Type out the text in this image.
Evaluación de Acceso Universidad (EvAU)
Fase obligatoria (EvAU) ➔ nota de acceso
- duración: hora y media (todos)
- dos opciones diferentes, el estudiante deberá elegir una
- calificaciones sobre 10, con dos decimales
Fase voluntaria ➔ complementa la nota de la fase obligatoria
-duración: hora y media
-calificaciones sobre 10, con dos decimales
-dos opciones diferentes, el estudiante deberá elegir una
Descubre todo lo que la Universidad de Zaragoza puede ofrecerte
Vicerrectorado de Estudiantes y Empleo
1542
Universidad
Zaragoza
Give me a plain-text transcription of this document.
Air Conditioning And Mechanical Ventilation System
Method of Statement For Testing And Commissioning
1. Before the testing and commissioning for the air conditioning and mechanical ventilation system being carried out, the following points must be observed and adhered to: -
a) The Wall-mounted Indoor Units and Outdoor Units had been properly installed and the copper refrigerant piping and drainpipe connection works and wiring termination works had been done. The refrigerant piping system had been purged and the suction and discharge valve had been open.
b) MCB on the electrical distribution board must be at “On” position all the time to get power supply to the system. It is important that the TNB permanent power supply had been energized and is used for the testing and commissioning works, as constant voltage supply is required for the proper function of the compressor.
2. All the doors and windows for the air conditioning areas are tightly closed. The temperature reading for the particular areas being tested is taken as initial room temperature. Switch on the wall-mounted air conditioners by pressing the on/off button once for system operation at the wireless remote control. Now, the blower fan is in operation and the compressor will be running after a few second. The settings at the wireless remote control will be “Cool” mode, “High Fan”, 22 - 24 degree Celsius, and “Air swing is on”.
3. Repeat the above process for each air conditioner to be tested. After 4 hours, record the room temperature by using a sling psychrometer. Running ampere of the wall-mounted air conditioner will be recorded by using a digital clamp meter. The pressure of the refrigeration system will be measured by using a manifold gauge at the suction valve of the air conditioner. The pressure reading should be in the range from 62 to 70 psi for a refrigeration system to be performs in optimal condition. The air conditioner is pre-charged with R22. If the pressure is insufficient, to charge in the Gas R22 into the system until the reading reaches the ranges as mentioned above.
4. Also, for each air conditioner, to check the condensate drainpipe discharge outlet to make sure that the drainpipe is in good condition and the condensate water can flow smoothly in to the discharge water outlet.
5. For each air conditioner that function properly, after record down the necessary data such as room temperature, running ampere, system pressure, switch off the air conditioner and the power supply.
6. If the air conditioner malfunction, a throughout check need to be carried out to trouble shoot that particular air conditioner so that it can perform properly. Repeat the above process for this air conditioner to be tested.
------------------------------
Description of the task:
Reproduce each record exactly as it appears.

Reply:
Type out the text in this image.
Evaluación de Acceso Universidad (EvAU)
Fase obligatoria (EvAU) ➔ nota de acceso
- duración: hora y media (todos)
- dos opciones diferentes, el estudiante deberá elegir una
- calificaciones sobre 10, con dos decimales
Fase voluntaria ➔ complementa la nota de la fase obligatoria
-duración: hora y media
-calificaciones sobre 10, con dos decimales
-dos opciones diferentes, el estudiante deberá elegir una
Descubre todo lo que la Universidad de Zaragoza puede ofrecerte
Vicerrectorado de Estudiantes y Empleo
1542
Universidad
Zaragoza
Give me a plain-text transcription of this document.
Air Conditioning And Mechanical Ventilation System
Method of Statement For Testing And Commissioning
1. Before the testing and commissioning for the air conditioning and mechanical ventilation system being carried out, the following points must be observed and adhered to: -
a) The Wall-mounted Indoor Units and Outdoor Units had been properly installed and the copper refrigerant piping and drainpipe connection works and wiring termination works had been done. The refrigerant piping system had been purged and the suction and discharge valve had been open.
b) MCB on the electrical distribution board must be at “On” position all the time to get power supply to the system. It is important that the TNB permanent power supply had been energized and is used for the testing and commissioning works, as constant voltage supply is required for the proper function of the compressor.
2. All the doors and windows for the air conditioning areas are tightly closed. The temperature reading for the particular areas being tested is taken as initial room temperature. Switch on the wall-mounted air conditioners by pressing the on/off button once for system operation at the wireless remote control. Now, the blower fan is in operation and the compressor will be running after a few second. The settings at the wireless remote control will be “Cool” mode, “High Fan”, 22 - 24 degree Celsius, and “Air swing is on”.
3. Repeat the above process for each air conditioner to be tested. After 4 hours, record the room temperature by using a sling psychrometer. Running ampere of the wall-mounted air conditioner will be recorded by using a digital clamp meter. The pressure of the refrigeration system will be measured by using a manifold gauge at the suction valve of the air conditioner. The pressure reading should be in the range from 62 to 70 psi for a refrigeration system to be performs in optimal condition. The air conditioner is pre-charged with R22. If the pressure is insufficient, to charge in the Gas R22 into the system until the reading reaches the ranges as mentioned above.
4. Also, for each air conditioner, to check the condensate drainpipe discharge outlet to make sure that the drainpipe is in good condition and the condensate water can flow smoothly in to the discharge water outlet.
5. For each air conditioner that function properly, after record down the necessary data such as room temperature, running ampere, system pressure, switch off the air conditioner and the power supply.
6. If the air conditioner malfunction, a throughout check need to be carried out to trouble shoot that particular air conditioner so that it can perform properly. Repeat the above process for this air conditioner to be tested.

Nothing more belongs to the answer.